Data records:
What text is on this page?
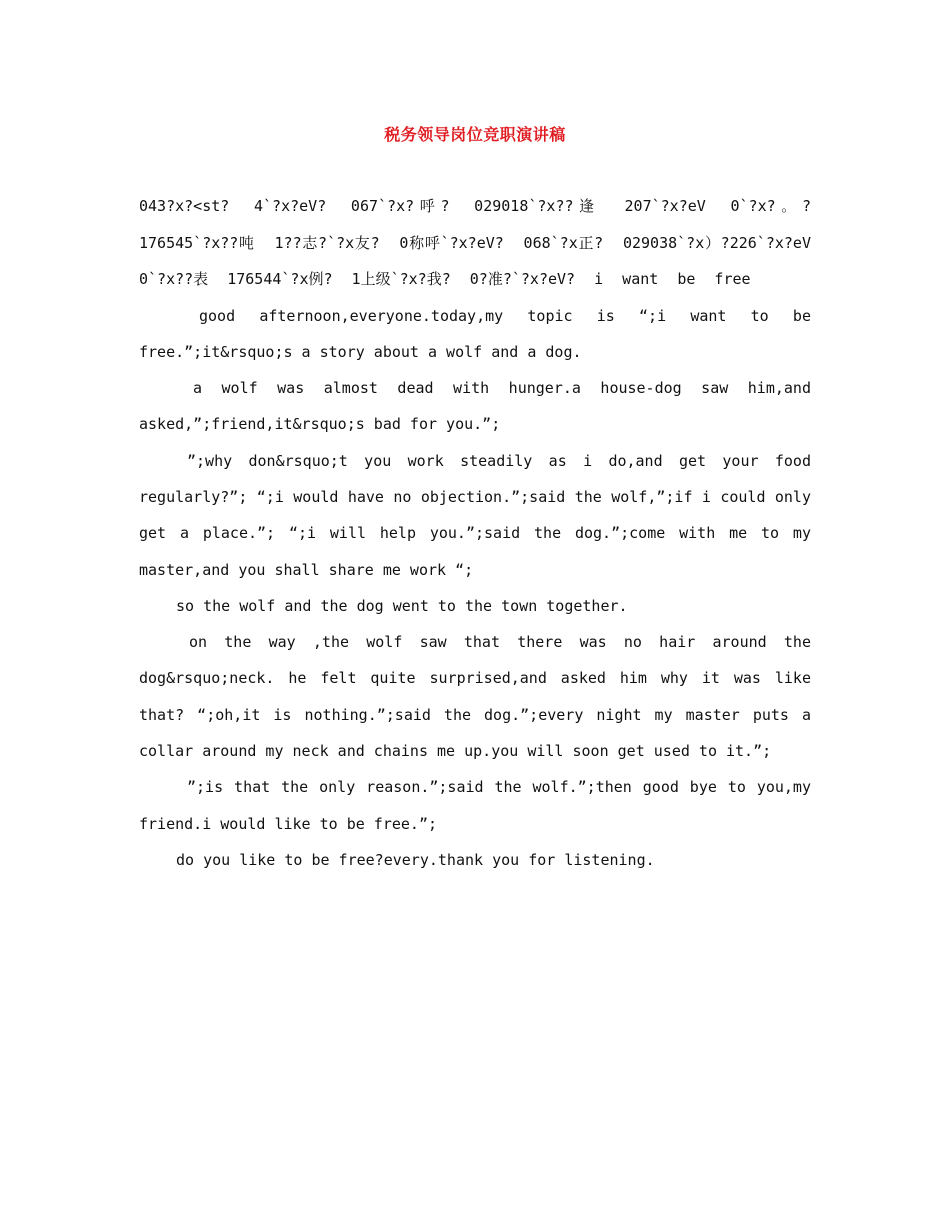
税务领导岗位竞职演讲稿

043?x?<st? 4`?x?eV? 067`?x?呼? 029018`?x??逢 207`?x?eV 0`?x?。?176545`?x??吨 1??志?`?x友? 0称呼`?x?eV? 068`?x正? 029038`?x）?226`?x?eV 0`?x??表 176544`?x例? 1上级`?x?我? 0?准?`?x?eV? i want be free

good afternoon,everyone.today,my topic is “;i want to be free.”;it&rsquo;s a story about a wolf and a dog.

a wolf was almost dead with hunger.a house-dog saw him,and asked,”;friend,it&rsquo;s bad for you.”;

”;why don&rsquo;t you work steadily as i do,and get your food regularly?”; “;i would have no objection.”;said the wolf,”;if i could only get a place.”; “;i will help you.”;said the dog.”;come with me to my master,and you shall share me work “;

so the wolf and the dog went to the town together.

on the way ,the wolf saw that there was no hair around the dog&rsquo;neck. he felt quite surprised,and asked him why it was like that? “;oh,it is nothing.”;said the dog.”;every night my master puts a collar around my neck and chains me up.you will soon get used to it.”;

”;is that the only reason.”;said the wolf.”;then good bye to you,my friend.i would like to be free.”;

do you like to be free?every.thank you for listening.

- **WHAT THIS TASK INVOLVES**:
Please repeat the entries exactly. Do not include the pictures.

- **FULL OUTPUT**:
What text is on this page?
税务领导岗位竞职演讲稿

043?x?<st? 4`?x?eV? 067`?x?呼? 029018`?x??逢 207`?x?eV 0`?x?。?176545`?x??吨 1??志?`?x友? 0称呼`?x?eV? 068`?x正? 029038`?x）?226`?x?eV 0`?x??表 176544`?x例? 1上级`?x?我? 0?准?`?x?eV? i want be free

good afternoon,everyone.today,my topic is “;i want to be free.”;it&rsquo;s a story about a wolf and a dog.

a wolf was almost dead with hunger.a house-dog saw him,and asked,”;friend,it&rsquo;s bad for you.”;

”;why don&rsquo;t you work steadily as i do,and get your food regularly?”; “;i would have no objection.”;said the wolf,”;if i could only get a place.”; “;i will help you.”;said the dog.”;come with me to my master,and you shall share me work “;

so the wolf and the dog went to the town together.

on the way ,the wolf saw that there was no hair around the dog&rsquo;neck. he felt quite surprised,and asked him why it was like that? “;oh,it is nothing.”;said the dog.”;every night my master puts a collar around my neck and chains me up.you will soon get used to it.”;

”;is that the only reason.”;said the wolf.”;then good bye to you,my friend.i would like to be free.”;

do you like to be free?every.thank you for listening.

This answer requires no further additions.